* Begin Data provided *
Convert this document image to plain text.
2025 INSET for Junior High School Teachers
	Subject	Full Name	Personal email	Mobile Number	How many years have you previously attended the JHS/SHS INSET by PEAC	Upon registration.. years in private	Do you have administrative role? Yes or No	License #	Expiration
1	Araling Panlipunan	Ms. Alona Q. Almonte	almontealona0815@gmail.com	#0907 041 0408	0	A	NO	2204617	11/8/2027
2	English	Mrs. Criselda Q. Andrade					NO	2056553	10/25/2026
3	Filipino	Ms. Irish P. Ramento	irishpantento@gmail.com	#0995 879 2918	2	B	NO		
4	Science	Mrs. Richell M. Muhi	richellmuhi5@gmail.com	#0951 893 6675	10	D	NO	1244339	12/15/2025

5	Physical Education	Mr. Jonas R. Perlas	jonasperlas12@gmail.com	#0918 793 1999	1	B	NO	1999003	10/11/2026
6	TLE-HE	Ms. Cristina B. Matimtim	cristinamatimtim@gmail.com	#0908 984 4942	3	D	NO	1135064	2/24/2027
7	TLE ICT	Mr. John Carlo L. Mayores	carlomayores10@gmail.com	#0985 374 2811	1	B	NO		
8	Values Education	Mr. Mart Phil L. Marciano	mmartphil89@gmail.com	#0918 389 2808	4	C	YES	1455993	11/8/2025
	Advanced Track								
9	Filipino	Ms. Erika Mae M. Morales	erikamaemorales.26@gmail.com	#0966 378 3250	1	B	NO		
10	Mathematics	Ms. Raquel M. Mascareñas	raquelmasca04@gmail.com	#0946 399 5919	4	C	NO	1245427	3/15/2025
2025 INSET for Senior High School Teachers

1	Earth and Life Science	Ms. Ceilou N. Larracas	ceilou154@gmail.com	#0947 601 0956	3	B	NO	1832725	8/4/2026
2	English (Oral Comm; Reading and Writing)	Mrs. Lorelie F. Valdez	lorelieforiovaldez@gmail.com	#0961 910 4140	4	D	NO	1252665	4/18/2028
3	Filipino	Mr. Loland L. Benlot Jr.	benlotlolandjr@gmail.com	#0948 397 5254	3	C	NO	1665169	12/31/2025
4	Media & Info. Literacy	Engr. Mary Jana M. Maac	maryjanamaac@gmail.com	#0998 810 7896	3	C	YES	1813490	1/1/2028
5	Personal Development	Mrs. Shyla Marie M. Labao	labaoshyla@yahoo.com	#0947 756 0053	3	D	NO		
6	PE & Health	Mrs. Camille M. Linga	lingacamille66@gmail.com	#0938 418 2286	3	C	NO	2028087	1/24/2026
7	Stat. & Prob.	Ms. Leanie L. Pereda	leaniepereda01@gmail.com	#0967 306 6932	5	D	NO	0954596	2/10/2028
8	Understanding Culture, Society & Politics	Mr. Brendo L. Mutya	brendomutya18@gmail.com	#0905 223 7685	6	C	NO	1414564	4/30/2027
* End Data provided *
**Exercise description:** Copy every line verbatim.

**In response:**
Convert this document image to plain text.
2025 INSET for Junior High School Teachers
	Subject	Full Name	Personal email	Mobile Number	How many years have you previously attended the JHS/SHS INSET by PEAC	Upon registration.. years in private	Do you have administrative role? Yes or No	License #	Expiration
1	Araling Panlipunan	Ms. Alona Q. Almonte	almontealona0815@gmail.com	#0907 041 0408	0	A	NO	2204617	11/8/2027
2	English	Mrs. Criselda Q. Andrade					NO	2056553	10/25/2026
3	Filipino	Ms. Irish P. Ramento	irishpantento@gmail.com	#0995 879 2918	2	B	NO		
4	Science	Mrs. Richell M. Muhi	richellmuhi5@gmail.com	#0951 893 6675	10	D	NO	1244339	12/15/2025

5	Physical Education	Mr. Jonas R. Perlas	jonasperlas12@gmail.com	#0918 793 1999	1	B	NO	1999003	10/11/2026
6	TLE-HE	Ms. Cristina B. Matimtim	cristinamatimtim@gmail.com	#0908 984 4942	3	D	NO	1135064	2/24/2027
7	TLE ICT	Mr. John Carlo L. Mayores	carlomayores10@gmail.com	#0985 374 2811	1	B	NO		
8	Values Education	Mr. Mart Phil L. Marciano	mmartphil89@gmail.com	#0918 389 2808	4	C	YES	1455993	11/8/2025
	Advanced Track								
9	Filipino	Ms. Erika Mae M. Morales	erikamaemorales.26@gmail.com	#0966 378 3250	1	B	NO		
10	Mathematics	Ms. Raquel M. Mascareñas	raquelmasca04@gmail.com	#0946 399 5919	4	C	NO	1245427	3/15/2025
2025 INSET for Senior High School Teachers

1	Earth and Life Science	Ms. Ceilou N. Larracas	ceilou154@gmail.com	#0947 601 0956	3	B	NO	1832725	8/4/2026
2	English (Oral Comm; Reading and Writing)	Mrs. Lorelie F. Valdez	lorelieforiovaldez@gmail.com	#0961 910 4140	4	D	NO	1252665	4/18/2028
3	Filipino	Mr. Loland L. Benlot Jr.	benlotlolandjr@gmail.com	#0948 397 5254	3	C	NO	1665169	12/31/2025
4	Media & Info. Literacy	Engr. Mary Jana M. Maac	maryjanamaac@gmail.com	#0998 810 7896	3	C	YES	1813490	1/1/2028
5	Personal Development	Mrs. Shyla Marie M. Labao	labaoshyla@yahoo.com	#0947 756 0053	3	D	NO		
6	PE & Health	Mrs. Camille M. Linga	lingacamille66@gmail.com	#0938 418 2286	3	C	NO	2028087	1/24/2026
7	Stat. & Prob.	Ms. Leanie L. Pereda	leaniepereda01@gmail.com	#0967 306 6932	5	D	NO	0954596	2/10/2028
8	Understanding Culture, Society & Politics	Mr. Brendo L. Mutya	brendomutya18@gmail.com	#0905 223 7685	6	C	NO	1414564	4/30/2027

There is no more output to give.